= WORK TO COMPLETE =
In the listing below, locate the lines that hold "document" and copy them.

= GIVEN RECORDS =
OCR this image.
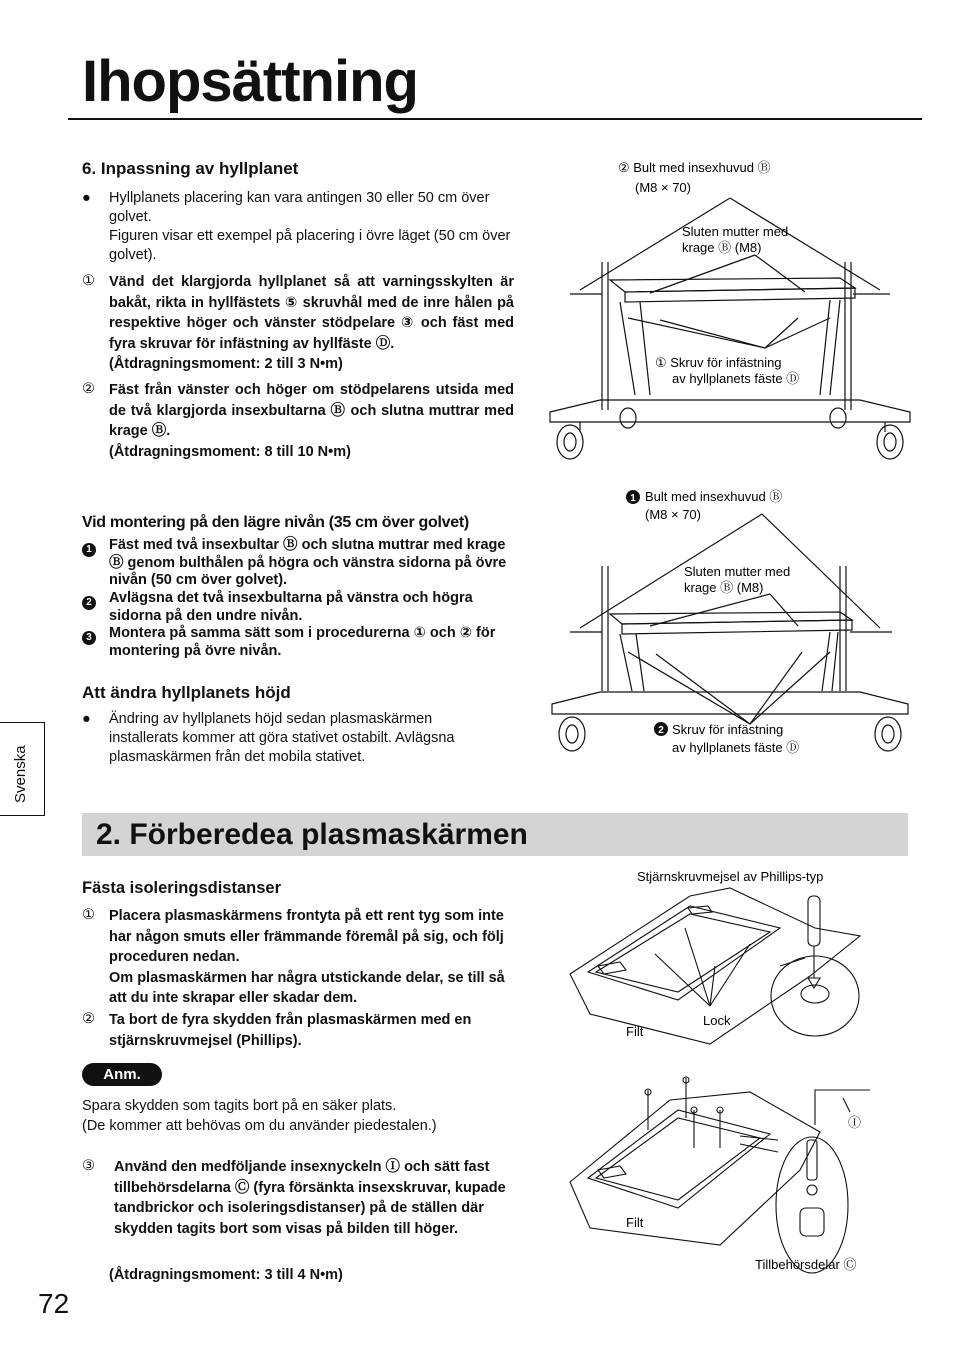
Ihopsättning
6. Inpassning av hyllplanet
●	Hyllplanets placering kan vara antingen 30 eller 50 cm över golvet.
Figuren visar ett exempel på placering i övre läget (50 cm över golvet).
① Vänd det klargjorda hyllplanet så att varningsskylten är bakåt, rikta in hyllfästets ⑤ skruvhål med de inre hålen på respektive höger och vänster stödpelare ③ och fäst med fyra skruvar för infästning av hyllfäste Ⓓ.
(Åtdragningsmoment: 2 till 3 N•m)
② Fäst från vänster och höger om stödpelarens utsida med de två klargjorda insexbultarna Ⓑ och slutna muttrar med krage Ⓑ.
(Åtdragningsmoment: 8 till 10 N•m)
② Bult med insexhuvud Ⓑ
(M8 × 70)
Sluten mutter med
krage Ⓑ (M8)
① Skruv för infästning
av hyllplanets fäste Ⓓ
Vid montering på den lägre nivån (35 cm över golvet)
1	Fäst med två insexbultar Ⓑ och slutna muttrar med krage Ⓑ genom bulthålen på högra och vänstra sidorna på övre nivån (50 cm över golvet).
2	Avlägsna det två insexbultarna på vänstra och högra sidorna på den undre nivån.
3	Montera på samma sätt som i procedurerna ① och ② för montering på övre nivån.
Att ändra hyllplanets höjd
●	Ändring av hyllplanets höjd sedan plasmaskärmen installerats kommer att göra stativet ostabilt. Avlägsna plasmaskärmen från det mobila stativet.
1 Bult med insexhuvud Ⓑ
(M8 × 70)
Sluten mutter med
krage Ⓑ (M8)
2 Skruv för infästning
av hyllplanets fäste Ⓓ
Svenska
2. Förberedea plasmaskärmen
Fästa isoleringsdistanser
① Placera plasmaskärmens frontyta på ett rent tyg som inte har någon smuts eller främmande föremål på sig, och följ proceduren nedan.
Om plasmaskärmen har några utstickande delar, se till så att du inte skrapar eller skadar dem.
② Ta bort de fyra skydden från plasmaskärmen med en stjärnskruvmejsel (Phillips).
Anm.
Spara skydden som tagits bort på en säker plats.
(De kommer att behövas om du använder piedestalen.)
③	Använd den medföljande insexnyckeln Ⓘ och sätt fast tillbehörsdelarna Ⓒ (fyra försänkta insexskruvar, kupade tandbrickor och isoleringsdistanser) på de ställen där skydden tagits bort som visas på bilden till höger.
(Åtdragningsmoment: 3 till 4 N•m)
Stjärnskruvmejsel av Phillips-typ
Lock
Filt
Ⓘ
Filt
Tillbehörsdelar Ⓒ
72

==

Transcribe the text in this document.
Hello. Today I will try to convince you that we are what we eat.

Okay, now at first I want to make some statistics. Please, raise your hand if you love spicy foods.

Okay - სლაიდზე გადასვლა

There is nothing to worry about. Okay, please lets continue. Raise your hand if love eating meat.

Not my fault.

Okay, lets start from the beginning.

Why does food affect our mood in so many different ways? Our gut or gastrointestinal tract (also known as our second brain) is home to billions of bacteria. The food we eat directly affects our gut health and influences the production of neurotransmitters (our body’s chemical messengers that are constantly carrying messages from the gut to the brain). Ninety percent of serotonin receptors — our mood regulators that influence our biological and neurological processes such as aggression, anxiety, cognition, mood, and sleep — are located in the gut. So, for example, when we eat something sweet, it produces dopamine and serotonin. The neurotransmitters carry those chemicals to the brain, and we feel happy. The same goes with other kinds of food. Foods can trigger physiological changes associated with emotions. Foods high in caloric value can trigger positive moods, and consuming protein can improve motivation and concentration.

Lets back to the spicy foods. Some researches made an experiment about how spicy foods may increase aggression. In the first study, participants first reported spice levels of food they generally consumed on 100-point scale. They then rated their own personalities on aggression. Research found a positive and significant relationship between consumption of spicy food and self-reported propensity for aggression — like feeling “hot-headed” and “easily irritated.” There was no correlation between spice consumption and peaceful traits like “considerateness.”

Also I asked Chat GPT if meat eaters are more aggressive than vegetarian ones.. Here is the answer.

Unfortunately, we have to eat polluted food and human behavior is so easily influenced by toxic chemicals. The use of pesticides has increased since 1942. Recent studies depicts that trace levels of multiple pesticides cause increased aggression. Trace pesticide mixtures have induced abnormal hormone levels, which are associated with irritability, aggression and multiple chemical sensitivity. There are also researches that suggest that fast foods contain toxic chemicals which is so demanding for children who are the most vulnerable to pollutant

---

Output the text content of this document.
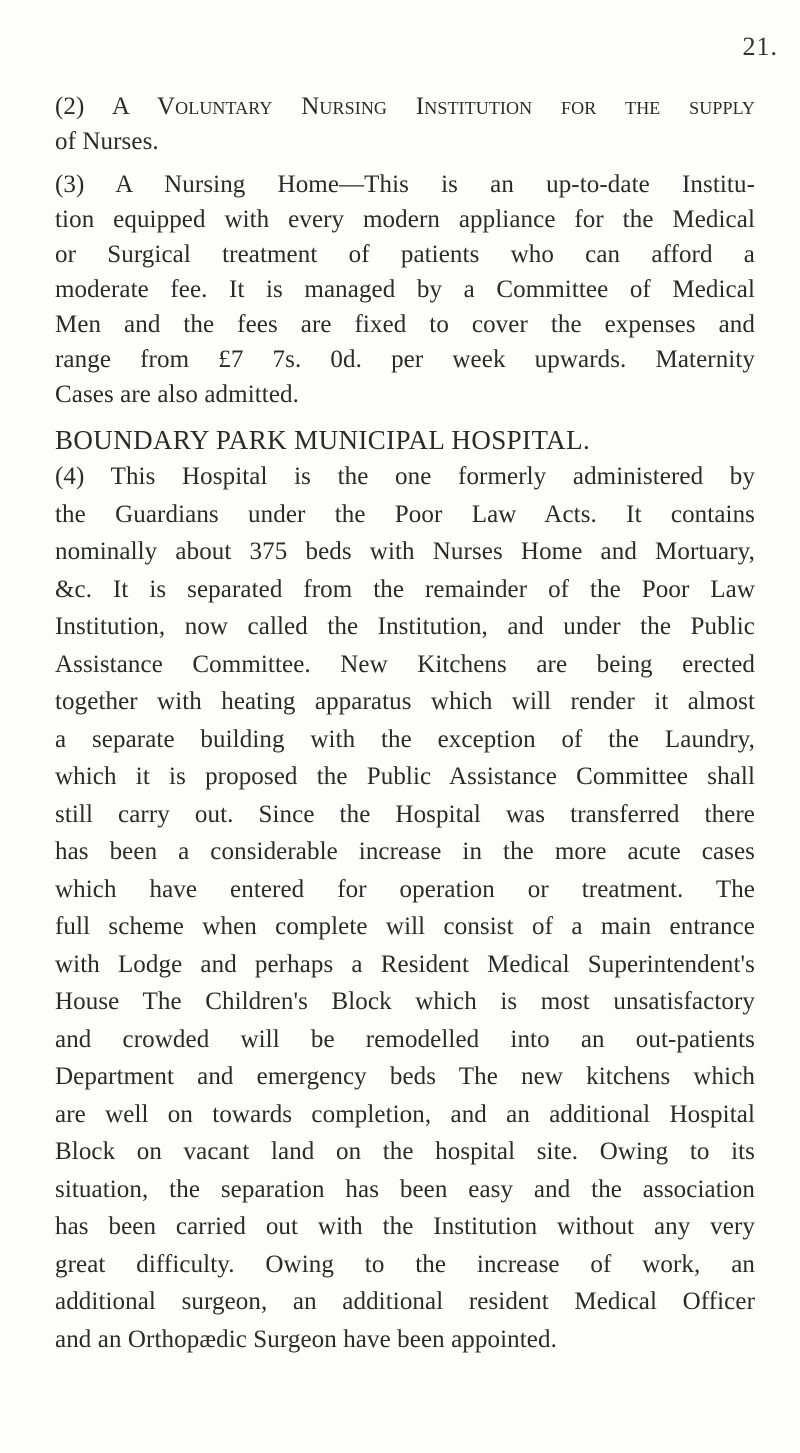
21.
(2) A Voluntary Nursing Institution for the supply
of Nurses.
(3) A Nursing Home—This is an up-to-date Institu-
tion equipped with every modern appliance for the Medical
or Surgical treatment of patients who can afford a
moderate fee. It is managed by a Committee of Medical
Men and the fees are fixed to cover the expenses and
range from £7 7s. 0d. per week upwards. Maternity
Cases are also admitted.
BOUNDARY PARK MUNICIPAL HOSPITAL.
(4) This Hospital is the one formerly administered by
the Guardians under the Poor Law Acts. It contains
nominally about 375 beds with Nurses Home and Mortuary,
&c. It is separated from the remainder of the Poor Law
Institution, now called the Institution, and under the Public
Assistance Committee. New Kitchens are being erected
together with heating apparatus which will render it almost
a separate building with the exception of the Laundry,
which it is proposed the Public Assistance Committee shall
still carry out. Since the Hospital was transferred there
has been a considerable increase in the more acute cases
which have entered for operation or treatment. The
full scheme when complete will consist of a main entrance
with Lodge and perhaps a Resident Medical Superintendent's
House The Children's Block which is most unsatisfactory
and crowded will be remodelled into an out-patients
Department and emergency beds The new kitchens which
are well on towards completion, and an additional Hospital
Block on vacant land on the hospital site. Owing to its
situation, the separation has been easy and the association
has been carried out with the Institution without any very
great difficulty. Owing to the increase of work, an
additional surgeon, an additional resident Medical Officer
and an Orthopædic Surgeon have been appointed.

= PROBLEM SOLUTION =
Transcribe the text in this document.
Output the text content of this document.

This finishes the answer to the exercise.